Input:
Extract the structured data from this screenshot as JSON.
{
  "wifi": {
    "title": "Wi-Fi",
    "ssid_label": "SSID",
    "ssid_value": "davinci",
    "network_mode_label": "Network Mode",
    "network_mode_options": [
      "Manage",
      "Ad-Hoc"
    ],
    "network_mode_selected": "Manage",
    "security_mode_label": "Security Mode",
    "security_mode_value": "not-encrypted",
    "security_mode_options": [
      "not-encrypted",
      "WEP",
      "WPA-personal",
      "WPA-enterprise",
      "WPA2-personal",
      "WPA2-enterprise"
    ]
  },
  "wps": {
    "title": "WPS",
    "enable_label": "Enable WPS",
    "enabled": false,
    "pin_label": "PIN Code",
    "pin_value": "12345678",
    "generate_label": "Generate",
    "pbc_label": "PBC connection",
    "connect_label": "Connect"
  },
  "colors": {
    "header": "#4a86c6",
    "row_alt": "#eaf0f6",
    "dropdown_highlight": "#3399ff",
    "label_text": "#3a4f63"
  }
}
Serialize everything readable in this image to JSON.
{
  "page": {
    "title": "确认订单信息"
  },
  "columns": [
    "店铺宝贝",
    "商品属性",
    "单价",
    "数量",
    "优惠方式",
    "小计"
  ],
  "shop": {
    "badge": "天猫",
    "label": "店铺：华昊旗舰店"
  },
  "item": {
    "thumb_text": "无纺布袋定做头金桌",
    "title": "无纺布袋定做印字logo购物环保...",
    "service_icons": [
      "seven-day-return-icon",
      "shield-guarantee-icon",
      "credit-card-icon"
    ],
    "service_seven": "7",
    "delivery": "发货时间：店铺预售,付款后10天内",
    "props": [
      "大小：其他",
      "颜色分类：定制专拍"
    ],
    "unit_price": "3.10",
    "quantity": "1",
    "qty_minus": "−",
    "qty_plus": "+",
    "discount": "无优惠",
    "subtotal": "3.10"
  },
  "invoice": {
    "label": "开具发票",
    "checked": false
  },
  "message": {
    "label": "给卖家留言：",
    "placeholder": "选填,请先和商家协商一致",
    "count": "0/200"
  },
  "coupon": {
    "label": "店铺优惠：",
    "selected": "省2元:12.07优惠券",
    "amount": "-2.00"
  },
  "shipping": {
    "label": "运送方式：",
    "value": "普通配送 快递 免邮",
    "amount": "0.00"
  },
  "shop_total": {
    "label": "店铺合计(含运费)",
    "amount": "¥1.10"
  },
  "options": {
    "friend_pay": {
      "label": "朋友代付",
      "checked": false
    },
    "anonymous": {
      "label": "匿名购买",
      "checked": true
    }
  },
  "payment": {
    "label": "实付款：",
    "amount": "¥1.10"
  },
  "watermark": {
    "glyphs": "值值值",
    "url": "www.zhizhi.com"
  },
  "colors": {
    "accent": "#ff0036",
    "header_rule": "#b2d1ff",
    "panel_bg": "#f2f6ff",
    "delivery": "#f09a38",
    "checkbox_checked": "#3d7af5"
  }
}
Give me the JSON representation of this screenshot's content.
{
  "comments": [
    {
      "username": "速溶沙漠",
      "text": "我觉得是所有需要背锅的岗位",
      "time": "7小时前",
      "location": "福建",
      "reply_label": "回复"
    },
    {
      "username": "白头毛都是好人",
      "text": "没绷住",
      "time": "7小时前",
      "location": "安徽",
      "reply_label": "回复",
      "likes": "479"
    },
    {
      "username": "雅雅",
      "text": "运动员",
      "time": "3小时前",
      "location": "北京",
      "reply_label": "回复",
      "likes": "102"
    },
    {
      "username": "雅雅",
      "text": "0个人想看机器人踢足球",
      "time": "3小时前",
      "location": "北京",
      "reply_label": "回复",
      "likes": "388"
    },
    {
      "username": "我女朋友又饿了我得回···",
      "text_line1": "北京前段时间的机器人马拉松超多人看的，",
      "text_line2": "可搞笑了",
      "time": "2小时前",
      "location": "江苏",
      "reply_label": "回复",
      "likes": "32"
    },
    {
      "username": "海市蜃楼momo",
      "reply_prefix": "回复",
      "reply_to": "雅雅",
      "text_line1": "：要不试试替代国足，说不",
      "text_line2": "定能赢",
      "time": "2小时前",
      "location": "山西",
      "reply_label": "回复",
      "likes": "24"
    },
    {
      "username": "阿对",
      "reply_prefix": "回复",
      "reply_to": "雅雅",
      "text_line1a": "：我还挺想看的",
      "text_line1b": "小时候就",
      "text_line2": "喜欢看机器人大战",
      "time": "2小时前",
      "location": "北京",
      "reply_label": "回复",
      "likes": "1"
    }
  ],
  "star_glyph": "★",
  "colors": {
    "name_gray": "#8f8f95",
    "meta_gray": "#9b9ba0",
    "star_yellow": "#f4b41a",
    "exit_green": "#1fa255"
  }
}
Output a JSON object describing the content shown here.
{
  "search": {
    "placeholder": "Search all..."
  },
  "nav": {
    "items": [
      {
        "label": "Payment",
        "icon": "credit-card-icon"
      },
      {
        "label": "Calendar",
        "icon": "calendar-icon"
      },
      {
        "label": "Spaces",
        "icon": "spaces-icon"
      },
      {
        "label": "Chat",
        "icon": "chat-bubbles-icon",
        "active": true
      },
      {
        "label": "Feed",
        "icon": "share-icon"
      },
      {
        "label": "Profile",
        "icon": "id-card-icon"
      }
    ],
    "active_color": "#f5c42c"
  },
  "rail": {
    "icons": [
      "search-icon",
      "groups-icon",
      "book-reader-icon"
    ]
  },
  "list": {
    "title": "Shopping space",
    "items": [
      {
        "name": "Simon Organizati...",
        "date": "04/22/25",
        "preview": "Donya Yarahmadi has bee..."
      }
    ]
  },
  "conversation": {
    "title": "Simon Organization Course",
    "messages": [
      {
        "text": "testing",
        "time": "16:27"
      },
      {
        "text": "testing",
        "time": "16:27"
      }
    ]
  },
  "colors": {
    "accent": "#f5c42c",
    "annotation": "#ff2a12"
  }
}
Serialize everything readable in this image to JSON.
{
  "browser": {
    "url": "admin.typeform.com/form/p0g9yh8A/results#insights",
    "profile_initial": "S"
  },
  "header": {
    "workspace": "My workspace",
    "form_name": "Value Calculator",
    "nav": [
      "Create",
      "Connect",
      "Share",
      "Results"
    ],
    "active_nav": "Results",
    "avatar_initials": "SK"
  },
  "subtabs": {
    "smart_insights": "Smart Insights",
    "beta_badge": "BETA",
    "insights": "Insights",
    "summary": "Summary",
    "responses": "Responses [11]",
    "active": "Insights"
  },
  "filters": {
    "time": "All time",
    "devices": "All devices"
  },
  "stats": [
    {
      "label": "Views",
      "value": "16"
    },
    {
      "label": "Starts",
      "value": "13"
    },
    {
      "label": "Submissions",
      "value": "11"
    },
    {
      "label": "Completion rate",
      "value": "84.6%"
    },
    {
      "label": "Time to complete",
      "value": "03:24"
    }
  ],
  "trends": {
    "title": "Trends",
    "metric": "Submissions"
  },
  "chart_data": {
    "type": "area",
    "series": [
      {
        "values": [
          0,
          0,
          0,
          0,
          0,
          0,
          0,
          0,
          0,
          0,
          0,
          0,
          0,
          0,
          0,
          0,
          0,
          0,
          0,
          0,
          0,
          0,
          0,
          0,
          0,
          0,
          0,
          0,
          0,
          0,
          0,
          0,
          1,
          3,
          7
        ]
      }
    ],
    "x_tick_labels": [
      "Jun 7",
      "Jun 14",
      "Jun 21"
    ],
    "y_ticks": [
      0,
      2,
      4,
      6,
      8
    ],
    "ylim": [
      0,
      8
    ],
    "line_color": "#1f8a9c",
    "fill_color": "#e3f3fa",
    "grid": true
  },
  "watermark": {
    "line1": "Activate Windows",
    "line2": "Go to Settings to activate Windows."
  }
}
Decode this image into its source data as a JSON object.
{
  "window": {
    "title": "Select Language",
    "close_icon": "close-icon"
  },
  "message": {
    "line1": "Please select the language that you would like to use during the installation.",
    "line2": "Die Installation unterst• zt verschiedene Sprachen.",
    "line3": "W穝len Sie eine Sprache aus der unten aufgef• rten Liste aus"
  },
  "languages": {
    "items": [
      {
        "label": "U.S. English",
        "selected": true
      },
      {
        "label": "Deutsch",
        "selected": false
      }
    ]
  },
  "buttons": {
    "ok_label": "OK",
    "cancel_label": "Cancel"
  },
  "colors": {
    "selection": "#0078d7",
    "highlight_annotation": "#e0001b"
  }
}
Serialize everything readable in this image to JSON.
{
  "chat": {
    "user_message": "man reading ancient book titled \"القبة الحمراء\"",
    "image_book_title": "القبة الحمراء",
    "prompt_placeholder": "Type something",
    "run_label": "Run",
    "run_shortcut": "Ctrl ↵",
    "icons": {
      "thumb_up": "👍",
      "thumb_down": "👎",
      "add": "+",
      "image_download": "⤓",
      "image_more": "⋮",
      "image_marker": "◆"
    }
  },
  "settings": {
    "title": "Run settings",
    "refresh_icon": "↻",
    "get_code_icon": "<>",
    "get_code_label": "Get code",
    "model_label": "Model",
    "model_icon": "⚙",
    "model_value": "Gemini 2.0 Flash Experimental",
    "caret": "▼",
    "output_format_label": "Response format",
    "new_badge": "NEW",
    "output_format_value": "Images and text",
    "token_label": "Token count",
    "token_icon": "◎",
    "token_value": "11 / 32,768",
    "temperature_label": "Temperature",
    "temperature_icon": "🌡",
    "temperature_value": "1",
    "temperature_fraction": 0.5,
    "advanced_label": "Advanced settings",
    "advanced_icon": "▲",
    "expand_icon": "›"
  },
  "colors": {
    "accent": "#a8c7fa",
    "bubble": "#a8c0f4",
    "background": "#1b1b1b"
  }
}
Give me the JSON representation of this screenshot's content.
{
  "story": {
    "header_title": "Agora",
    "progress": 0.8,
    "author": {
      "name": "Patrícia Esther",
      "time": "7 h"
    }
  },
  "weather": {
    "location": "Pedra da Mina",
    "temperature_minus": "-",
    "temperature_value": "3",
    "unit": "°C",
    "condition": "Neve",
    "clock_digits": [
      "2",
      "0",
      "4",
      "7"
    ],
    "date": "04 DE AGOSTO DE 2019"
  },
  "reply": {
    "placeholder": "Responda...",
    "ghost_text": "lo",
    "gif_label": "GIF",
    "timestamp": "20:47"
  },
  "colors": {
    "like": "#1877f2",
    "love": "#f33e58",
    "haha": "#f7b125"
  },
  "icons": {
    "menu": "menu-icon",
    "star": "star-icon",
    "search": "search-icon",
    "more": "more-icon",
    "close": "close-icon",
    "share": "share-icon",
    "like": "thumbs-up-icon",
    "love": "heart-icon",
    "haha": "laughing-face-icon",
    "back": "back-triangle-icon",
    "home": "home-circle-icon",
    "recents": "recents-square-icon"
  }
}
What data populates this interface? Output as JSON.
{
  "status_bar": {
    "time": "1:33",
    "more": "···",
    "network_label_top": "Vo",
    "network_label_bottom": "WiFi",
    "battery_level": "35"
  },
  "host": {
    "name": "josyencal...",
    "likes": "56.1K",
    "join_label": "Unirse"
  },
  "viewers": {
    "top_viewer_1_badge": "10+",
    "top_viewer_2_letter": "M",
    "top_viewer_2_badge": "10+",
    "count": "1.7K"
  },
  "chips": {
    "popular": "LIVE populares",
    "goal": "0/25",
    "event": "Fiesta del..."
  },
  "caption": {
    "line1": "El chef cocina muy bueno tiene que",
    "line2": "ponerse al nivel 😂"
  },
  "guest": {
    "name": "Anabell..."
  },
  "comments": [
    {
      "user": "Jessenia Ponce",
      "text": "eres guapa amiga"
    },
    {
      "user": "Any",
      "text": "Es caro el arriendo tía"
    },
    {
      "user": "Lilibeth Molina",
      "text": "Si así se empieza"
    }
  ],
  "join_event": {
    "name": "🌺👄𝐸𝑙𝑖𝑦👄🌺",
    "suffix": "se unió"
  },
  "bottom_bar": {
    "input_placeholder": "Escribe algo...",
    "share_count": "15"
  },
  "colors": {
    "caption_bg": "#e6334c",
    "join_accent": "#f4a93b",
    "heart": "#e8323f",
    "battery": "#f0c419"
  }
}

Instructions for the task:
Exactly and only the lines from the line containing "What data populates" through the last line of the entries should be copied, both ends included.

Written solution:
What data populates this interface? Output as JSON.
{
  "status_bar": {
    "time": "1:33",
    "more": "···",
    "network_label_top": "Vo",
    "network_label_bottom": "WiFi",
    "battery_level": "35"
  },
  "host": {
    "name": "josyencal...",
    "likes": "56.1K",
    "join_label": "Unirse"
  },
  "viewers": {
    "top_viewer_1_badge": "10+",
    "top_viewer_2_letter": "M",
    "top_viewer_2_badge": "10+",
    "count": "1.7K"
  },
  "chips": {
    "popular": "LIVE populares",
    "goal": "0/25",
    "event": "Fiesta del..."
  },
  "caption": {
    "line1": "El chef cocina muy bueno tiene que",
    "line2": "ponerse al nivel 😂"
  },
  "guest": {
    "name": "Anabell..."
  },
  "comments": [
    {
      "user": "Jessenia Ponce",
      "text": "eres guapa amiga"
    },
    {
      "user": "Any",
      "text": "Es caro el arriendo tía"
    },
    {
      "user": "Lilibeth Molina",
      "text": "Si así se empieza"
    }
  ],
  "join_event": {
    "name": "🌺👄𝐸𝑙𝑖𝑦👄🌺",
    "suffix": "se unió"
  },
  "bottom_bar": {
    "input_placeholder": "Escribe algo...",
    "share_count": "15"
  },
  "colors": {
    "caption_bg": "#e6334c",
    "join_accent": "#f4a93b",
    "heart": "#e8323f",
    "battery": "#f0c419"
  }
}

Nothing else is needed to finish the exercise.